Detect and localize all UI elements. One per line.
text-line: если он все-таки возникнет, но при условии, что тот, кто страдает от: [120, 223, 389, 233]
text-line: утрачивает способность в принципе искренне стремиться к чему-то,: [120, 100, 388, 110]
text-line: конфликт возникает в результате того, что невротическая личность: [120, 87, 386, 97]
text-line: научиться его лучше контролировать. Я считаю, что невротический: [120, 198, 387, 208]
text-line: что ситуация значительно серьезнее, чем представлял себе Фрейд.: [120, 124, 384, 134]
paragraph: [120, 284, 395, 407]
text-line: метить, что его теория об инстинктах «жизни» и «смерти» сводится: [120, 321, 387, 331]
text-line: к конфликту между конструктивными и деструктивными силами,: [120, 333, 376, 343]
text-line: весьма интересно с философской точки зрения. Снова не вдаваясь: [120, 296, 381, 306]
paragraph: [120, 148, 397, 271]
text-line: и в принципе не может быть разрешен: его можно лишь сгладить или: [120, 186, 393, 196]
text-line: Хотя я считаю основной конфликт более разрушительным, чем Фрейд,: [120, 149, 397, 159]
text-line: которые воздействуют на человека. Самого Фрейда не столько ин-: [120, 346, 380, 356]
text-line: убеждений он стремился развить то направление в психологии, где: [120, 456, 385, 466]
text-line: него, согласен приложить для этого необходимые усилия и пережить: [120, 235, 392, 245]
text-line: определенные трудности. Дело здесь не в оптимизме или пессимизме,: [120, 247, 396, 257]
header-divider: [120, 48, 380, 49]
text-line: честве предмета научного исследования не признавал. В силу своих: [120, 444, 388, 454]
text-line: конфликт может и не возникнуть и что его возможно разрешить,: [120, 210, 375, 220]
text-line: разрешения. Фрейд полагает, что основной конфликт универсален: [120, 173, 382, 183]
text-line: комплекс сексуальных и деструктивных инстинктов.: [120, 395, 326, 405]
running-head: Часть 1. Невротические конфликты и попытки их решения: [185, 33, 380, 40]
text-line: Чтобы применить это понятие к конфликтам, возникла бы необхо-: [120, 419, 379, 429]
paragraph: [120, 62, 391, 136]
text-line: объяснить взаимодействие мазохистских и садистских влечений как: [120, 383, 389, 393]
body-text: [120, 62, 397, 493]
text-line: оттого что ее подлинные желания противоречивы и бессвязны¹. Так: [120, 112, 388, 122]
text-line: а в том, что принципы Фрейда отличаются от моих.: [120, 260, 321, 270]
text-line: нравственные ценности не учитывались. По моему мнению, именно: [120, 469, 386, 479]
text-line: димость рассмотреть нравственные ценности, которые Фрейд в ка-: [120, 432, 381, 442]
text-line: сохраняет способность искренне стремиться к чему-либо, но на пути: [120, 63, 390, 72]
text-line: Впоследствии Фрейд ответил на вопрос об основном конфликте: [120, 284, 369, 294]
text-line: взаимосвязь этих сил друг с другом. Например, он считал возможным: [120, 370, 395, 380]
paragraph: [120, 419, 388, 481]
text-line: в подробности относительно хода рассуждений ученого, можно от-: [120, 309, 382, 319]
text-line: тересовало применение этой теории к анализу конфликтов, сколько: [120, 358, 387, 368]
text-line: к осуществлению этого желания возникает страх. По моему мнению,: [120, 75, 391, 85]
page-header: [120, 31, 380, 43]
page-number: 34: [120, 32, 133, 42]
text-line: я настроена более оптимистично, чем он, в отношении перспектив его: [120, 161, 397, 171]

◇ ◇ ◇

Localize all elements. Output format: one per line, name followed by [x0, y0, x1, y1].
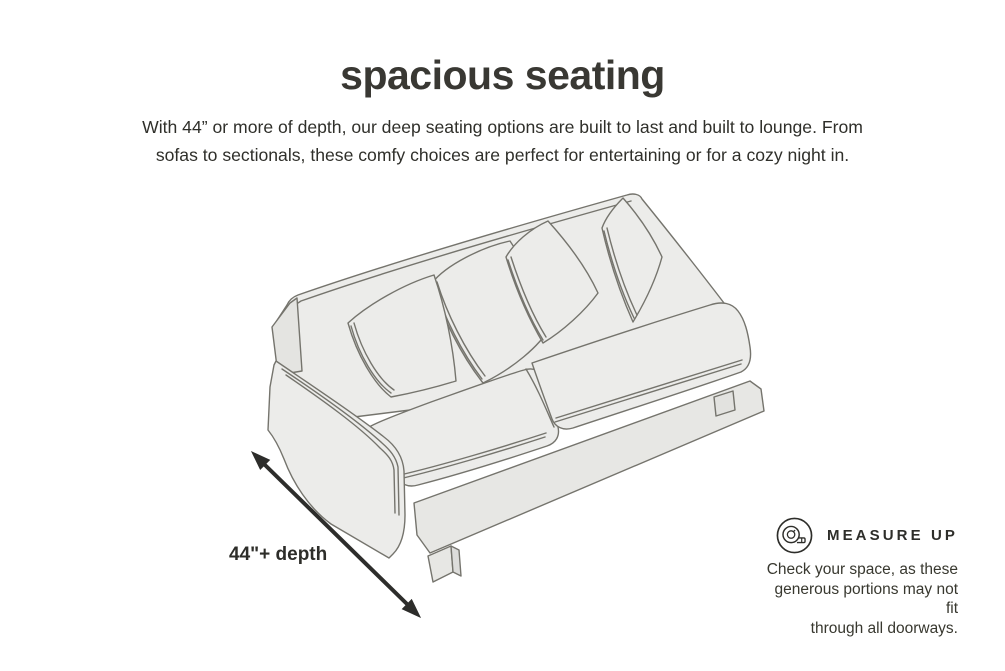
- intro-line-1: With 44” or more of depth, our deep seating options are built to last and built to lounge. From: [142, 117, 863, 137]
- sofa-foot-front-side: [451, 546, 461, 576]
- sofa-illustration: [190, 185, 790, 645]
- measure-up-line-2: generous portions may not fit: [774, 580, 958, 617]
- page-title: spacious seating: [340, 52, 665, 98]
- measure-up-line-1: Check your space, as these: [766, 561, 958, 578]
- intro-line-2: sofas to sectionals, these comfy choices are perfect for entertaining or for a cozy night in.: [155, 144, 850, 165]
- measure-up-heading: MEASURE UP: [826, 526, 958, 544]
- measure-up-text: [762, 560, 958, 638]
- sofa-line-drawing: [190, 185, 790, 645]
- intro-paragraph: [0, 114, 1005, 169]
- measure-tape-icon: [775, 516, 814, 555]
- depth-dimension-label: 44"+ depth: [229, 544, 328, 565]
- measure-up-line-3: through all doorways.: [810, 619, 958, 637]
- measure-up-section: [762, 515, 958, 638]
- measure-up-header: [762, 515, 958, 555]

◇ ◇ ◇

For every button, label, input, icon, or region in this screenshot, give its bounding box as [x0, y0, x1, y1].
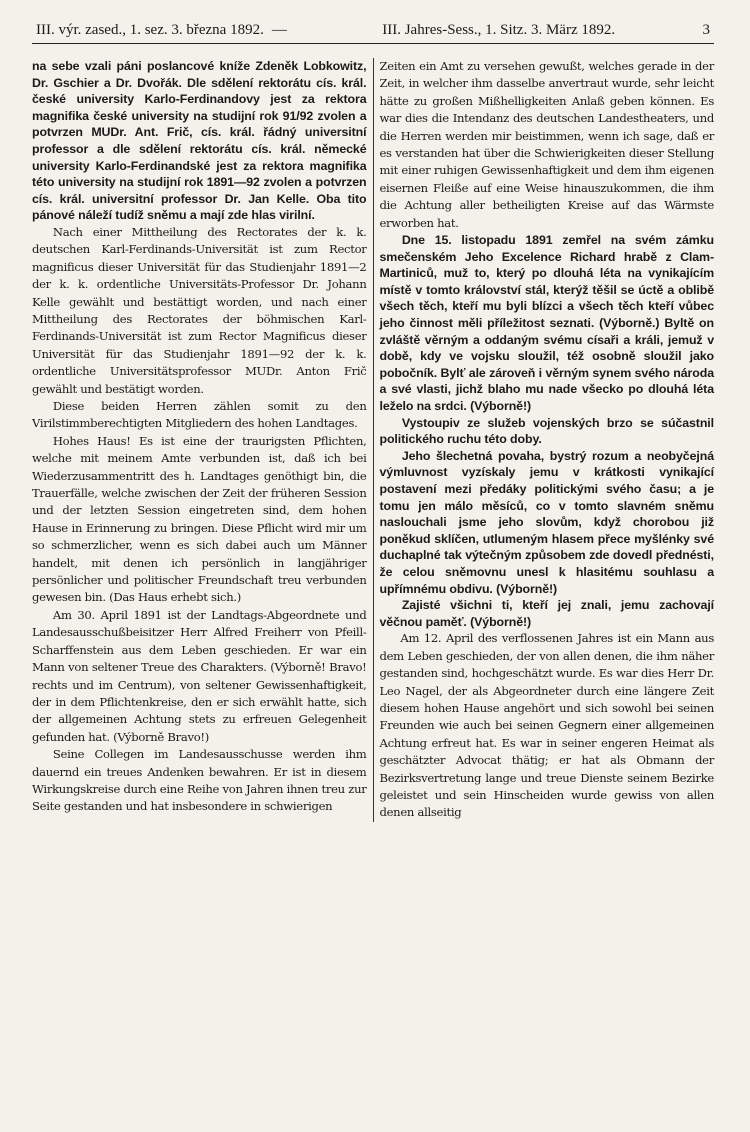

◇ ◇ ◇

**CHALLENGE**
Copy out the stretch of rows from the line containing "Detect and localize" through the line containing "text-line: Хотя я", both included, character for character.

**EXERCISE OUTPUT**
Detect and localize all UI elements. One per line.
text-line: если он все-таки возникнет, но при условии, что тот, кто страдает от: [120, 223, 389, 233]
text-line: утрачивает способность в принципе искренне стремиться к чему-то,: [120, 100, 388, 110]
text-line: конфликт возникает в результате того, что невротическая личность: [120, 87, 386, 97]
text-line: научиться его лучше контролировать. Я считаю, что невротический: [120, 198, 387, 208]
text-line: что ситуация значительно серьезнее, чем представлял себе Фрейд.: [120, 124, 384, 134]
paragraph: [120, 284, 395, 407]
text-line: метить, что его теория об инстинктах «жизни» и «смерти» сводится: [120, 321, 387, 331]
text-line: к конфликту между конструктивными и деструктивными силами,: [120, 333, 376, 343]
text-line: весьма интересно с философской точки зрения. Снова не вдаваясь: [120, 296, 381, 306]
paragraph: [120, 148, 397, 271]
text-line: и в принципе не может быть разрешен: его можно лишь сгладить или: [120, 186, 393, 196]
text-line: Хотя я считаю основной конфликт более разрушительным, чем Фрейд,: [120, 149, 397, 159]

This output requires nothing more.